Data records:

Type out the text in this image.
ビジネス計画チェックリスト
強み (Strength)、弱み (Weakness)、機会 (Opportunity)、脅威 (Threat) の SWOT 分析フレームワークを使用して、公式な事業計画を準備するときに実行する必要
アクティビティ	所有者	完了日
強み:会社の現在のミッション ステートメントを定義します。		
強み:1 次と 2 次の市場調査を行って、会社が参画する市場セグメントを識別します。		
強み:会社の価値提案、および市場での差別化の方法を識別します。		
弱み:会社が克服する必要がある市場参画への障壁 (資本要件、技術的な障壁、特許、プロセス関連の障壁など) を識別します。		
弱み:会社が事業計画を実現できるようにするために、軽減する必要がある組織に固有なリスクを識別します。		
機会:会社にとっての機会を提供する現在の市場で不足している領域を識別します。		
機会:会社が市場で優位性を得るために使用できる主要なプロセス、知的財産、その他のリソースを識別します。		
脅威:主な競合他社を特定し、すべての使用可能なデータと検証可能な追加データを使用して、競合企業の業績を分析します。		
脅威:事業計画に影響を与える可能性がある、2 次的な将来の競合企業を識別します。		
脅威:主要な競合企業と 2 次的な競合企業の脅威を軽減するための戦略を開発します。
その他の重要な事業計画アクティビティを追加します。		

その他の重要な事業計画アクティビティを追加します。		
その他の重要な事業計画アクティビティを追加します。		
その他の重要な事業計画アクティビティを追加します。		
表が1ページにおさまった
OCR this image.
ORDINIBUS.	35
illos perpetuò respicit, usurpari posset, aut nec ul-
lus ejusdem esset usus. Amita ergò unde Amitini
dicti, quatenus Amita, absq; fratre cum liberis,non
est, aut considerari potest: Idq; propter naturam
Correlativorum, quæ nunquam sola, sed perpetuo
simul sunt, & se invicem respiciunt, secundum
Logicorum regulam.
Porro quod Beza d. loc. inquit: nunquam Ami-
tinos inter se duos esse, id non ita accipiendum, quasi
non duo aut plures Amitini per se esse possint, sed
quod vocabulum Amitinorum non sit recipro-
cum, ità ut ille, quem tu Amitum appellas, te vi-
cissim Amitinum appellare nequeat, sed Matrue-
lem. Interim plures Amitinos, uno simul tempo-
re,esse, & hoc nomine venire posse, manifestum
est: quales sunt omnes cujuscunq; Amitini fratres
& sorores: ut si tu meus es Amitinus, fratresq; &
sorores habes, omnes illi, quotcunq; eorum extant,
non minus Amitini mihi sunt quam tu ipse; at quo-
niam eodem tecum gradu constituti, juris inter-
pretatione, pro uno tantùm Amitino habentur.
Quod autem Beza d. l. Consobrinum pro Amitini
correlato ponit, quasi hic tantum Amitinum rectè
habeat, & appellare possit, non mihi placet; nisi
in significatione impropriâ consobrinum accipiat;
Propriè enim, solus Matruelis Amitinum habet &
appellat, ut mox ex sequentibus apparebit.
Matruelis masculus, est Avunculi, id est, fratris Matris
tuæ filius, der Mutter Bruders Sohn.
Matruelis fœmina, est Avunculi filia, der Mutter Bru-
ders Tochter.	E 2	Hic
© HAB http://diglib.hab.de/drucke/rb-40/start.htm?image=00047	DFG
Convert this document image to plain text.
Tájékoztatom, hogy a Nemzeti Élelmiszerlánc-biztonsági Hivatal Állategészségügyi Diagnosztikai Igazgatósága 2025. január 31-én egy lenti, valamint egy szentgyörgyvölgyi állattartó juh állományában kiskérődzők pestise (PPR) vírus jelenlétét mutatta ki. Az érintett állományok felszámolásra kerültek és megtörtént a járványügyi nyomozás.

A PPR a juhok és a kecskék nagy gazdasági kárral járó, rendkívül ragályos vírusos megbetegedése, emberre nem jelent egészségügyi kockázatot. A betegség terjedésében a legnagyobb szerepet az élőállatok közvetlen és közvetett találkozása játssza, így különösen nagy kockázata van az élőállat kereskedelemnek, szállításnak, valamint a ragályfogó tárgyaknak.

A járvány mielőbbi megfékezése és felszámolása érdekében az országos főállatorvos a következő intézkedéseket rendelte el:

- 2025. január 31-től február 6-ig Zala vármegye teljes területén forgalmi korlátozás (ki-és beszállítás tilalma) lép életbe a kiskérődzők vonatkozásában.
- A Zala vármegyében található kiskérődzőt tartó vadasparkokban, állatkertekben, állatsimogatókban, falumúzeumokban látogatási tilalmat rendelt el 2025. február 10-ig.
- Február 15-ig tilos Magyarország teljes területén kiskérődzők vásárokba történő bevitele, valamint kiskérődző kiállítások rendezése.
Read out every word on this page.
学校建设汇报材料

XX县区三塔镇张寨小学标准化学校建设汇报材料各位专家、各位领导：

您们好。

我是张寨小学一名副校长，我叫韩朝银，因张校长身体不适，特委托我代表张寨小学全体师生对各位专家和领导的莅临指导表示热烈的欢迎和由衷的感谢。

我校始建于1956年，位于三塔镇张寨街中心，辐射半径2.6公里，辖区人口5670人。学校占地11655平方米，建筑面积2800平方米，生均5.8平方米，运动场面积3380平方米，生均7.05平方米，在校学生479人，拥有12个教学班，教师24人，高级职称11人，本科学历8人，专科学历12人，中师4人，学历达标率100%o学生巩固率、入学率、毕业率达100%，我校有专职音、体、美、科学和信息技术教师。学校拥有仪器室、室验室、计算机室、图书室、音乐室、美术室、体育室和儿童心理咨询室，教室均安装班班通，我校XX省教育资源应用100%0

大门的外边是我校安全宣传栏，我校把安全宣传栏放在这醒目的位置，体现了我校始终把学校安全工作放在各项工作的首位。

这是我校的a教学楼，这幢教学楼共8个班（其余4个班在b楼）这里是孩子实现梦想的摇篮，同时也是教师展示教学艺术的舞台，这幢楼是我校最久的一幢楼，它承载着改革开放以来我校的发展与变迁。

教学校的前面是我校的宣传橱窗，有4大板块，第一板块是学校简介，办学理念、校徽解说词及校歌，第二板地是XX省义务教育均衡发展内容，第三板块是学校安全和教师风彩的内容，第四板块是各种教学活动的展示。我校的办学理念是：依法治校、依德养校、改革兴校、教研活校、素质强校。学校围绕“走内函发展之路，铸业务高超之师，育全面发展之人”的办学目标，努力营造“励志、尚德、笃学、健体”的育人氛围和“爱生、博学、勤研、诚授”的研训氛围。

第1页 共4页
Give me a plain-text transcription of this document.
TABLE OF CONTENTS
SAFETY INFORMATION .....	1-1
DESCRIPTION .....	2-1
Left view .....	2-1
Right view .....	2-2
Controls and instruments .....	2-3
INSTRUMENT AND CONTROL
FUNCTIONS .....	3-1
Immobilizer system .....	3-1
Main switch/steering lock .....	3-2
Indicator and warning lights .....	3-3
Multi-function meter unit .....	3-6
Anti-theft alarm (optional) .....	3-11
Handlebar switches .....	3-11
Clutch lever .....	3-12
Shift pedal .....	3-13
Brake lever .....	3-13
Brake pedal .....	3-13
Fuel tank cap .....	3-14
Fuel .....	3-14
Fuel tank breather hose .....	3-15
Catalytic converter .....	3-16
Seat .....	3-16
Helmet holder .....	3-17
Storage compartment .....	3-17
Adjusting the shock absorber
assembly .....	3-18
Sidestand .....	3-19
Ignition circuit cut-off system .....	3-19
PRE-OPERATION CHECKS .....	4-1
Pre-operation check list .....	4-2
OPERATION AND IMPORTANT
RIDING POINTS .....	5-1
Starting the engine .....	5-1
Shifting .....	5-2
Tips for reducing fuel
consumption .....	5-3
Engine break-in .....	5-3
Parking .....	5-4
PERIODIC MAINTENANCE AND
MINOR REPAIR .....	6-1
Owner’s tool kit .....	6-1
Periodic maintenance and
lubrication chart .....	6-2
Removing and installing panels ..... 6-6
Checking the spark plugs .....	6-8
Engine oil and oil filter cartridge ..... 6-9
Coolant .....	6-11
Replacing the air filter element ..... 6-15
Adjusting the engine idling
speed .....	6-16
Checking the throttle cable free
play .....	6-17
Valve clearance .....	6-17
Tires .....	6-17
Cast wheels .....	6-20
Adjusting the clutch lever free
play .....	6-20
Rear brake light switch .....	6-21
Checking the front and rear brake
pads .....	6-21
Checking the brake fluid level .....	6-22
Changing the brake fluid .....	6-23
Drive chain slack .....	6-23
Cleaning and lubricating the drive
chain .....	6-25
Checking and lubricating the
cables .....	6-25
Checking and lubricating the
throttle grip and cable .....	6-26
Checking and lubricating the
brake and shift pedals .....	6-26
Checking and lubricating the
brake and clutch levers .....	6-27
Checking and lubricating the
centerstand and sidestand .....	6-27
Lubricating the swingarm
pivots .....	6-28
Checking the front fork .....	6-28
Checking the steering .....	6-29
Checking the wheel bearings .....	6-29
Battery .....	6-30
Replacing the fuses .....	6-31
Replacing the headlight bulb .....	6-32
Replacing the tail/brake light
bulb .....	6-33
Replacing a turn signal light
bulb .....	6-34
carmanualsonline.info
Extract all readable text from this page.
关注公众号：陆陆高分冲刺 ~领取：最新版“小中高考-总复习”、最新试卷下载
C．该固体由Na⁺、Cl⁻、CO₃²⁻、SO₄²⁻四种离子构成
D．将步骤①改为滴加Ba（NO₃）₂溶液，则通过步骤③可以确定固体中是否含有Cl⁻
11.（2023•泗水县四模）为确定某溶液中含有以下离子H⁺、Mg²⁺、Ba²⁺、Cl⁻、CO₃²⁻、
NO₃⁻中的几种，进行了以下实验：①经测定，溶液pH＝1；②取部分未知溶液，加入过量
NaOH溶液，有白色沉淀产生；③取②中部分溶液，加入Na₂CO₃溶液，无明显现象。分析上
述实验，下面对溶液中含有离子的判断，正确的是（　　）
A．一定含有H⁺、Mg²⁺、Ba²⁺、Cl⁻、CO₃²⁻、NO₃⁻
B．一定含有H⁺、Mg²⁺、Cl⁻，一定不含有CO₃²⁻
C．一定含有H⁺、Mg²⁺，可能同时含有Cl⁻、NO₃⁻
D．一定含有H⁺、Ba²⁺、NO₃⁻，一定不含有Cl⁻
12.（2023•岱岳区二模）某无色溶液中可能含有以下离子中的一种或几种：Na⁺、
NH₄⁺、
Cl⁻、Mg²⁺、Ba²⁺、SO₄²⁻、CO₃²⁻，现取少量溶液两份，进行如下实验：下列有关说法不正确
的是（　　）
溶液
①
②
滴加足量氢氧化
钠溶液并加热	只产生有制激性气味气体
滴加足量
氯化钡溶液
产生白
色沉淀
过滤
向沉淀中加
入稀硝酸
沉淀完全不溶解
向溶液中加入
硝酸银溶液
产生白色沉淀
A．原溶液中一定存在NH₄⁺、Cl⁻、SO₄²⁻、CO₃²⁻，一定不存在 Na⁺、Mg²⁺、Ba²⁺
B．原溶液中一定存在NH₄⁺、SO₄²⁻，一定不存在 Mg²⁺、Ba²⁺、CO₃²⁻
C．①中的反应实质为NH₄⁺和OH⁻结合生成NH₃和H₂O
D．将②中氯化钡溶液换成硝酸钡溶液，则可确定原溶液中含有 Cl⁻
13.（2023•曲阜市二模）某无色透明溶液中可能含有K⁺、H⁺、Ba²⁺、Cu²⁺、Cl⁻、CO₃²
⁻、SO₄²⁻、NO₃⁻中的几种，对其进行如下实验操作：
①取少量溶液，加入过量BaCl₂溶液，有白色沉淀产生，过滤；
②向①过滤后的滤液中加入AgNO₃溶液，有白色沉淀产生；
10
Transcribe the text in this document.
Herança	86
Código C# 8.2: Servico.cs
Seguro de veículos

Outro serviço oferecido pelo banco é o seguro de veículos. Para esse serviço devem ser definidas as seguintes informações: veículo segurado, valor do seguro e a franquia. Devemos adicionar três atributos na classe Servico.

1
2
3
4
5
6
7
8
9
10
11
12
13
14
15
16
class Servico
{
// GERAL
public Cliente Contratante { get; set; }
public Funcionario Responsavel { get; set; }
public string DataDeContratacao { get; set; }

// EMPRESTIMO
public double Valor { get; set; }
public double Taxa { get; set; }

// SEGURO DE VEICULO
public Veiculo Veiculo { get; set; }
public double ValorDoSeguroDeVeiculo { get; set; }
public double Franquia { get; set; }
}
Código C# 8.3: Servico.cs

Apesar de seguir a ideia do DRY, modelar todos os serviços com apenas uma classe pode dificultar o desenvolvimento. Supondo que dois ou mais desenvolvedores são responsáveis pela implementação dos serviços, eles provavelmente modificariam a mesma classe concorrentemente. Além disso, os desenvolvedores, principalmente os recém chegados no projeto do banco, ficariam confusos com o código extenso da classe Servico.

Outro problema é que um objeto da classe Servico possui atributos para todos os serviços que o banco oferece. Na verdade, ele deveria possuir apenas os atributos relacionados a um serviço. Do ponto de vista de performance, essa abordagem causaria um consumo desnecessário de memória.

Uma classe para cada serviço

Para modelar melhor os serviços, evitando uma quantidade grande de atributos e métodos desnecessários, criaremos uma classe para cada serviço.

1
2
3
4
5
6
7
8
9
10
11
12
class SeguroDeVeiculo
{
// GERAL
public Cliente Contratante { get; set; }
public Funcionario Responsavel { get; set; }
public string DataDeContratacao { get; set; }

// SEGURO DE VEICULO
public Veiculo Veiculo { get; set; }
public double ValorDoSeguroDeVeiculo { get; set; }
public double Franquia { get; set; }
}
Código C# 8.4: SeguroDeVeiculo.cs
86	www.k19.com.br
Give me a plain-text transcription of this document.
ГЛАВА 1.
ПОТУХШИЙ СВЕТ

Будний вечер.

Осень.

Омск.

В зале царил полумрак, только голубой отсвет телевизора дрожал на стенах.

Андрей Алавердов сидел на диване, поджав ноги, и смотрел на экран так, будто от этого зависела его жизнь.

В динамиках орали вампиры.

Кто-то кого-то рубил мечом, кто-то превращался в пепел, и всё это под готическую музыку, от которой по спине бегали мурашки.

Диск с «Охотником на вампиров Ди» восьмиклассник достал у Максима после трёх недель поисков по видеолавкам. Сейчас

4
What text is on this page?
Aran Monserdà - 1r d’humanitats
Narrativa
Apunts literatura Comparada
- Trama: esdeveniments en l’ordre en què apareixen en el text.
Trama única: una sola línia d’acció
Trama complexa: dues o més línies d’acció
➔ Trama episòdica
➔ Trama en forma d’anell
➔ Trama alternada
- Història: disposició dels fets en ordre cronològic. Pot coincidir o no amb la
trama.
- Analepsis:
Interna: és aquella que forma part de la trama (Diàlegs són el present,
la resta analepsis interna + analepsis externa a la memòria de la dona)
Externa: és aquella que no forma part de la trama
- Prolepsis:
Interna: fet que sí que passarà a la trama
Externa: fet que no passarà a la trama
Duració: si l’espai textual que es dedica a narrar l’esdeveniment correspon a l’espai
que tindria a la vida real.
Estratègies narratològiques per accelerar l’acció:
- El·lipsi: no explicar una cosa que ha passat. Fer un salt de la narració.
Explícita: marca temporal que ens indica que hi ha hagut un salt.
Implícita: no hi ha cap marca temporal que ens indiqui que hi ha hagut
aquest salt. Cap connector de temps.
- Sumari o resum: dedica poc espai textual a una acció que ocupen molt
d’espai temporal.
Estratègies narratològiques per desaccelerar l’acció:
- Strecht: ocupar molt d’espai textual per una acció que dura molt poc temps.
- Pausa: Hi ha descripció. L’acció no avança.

THE TASK: Go through the records line by line and count those containing the string "中的几种". Give only the total.

ANSWER TO THIS EXERCISE: 2